What to do: Copy each line in which the string "Integration" occurs.
**********
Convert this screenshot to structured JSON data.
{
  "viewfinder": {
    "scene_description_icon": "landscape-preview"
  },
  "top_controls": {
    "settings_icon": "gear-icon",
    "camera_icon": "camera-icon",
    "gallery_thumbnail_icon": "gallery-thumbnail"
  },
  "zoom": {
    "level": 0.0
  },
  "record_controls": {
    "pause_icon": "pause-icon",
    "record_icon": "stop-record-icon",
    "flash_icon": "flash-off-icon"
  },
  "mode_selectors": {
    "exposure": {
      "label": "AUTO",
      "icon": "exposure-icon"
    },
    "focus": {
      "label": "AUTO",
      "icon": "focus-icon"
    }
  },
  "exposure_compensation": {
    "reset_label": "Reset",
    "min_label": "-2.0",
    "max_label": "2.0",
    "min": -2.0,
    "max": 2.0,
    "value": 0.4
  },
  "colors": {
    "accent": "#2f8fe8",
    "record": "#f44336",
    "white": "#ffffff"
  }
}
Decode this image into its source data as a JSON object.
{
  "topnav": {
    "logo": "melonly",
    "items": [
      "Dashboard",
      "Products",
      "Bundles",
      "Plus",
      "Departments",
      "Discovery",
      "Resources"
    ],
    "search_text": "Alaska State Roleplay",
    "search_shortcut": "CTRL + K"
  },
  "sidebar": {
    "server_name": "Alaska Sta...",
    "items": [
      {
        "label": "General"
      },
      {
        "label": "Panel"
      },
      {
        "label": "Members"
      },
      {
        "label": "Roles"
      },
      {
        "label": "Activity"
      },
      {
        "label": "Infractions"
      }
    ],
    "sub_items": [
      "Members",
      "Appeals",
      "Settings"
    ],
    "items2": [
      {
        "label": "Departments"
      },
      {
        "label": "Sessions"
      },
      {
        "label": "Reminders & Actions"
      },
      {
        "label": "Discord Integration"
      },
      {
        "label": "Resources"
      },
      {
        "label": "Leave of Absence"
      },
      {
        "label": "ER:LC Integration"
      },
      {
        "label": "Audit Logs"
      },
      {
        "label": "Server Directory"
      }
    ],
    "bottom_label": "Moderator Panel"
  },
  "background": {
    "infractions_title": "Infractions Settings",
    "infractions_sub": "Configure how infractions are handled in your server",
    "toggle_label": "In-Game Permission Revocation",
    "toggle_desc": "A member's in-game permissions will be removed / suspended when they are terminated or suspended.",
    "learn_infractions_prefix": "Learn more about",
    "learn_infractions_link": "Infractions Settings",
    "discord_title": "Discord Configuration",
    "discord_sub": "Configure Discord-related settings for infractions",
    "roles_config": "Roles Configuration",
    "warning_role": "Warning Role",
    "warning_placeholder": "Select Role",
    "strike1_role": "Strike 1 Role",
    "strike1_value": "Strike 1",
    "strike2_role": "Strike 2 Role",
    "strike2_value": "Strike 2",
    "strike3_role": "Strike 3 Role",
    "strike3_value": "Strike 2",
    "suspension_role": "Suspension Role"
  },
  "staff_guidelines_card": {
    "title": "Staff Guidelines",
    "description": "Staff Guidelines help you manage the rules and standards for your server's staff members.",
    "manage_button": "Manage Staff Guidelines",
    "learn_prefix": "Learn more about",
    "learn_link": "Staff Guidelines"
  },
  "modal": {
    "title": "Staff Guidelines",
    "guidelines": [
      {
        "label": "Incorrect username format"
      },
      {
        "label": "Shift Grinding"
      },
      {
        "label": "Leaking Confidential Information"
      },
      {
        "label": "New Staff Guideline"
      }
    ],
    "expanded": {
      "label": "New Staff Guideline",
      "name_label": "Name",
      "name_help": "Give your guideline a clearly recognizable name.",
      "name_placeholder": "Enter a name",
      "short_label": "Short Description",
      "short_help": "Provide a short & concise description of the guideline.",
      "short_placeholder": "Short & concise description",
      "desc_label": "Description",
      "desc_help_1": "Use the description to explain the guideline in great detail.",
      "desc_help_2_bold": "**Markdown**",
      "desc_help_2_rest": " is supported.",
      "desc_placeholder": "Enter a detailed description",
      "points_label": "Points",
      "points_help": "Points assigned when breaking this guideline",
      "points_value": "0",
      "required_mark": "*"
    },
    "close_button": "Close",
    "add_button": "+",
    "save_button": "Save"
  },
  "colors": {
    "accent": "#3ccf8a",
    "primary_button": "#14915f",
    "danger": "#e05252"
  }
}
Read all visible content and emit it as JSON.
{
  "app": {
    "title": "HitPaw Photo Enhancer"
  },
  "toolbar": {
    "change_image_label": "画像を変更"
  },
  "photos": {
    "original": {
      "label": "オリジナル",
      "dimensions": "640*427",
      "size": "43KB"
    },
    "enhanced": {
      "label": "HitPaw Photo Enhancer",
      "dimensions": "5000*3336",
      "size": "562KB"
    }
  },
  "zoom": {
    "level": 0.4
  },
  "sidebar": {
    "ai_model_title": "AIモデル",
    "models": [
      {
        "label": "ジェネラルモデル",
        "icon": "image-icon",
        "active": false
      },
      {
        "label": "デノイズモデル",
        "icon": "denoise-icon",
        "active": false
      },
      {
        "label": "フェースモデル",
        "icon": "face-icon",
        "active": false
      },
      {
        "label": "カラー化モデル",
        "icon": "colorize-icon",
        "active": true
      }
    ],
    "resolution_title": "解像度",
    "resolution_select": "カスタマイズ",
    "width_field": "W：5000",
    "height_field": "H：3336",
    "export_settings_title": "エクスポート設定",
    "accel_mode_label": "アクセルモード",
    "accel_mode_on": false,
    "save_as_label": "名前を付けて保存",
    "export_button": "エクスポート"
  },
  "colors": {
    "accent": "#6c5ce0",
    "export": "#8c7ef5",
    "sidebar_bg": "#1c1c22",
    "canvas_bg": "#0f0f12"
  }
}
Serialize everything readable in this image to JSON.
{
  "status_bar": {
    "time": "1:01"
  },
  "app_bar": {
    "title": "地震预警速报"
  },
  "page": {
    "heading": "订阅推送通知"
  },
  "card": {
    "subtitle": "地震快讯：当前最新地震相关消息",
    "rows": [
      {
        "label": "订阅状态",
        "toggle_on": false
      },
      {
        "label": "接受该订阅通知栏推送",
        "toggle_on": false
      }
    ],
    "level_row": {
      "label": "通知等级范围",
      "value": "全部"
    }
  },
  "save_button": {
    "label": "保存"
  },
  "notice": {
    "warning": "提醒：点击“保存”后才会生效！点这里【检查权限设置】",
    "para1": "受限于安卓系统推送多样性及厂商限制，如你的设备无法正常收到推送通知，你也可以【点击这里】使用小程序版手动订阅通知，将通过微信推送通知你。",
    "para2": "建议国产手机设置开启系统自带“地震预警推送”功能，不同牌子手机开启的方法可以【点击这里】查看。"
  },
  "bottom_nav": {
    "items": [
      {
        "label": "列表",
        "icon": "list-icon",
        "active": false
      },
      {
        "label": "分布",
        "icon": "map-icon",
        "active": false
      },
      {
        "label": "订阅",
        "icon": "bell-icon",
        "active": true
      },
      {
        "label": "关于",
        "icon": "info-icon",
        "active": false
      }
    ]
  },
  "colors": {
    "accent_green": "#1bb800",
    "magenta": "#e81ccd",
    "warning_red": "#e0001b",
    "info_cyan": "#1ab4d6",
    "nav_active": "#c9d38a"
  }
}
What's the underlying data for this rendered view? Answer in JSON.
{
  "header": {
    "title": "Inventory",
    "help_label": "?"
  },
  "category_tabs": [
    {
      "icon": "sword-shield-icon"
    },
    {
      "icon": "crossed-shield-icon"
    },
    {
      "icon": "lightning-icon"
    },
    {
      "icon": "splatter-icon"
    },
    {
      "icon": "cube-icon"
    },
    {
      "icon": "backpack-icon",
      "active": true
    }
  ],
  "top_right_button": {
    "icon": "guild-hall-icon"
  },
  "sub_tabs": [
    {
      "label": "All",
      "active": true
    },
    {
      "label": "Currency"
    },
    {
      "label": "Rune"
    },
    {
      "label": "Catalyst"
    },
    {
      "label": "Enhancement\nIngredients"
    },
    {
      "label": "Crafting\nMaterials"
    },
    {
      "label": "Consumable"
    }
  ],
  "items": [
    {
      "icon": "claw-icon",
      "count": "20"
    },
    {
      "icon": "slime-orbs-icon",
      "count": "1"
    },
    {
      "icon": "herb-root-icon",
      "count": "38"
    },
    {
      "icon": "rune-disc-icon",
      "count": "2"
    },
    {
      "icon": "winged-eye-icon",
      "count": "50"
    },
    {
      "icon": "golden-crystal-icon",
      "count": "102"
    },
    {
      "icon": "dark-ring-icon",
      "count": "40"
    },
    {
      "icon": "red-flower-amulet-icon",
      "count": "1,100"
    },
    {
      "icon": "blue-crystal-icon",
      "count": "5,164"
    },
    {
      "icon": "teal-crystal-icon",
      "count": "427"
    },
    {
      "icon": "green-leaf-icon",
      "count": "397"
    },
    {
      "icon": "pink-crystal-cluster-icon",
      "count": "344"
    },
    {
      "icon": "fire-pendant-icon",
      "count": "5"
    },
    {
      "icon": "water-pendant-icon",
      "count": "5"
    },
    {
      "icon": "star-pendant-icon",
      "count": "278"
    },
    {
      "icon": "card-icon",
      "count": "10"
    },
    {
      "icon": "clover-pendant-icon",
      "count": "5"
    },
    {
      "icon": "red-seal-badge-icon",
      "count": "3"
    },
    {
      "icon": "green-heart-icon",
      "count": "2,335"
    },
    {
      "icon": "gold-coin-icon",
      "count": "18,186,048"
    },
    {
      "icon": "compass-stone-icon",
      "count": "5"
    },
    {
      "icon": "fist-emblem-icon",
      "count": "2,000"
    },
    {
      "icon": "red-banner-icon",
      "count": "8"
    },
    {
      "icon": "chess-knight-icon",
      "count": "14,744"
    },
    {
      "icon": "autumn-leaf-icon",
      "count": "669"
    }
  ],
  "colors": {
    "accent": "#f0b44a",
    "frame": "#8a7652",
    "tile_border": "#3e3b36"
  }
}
**********
Result of this exercise:
        "label": "Discord Integration"
        "label": "ER:LC Integration"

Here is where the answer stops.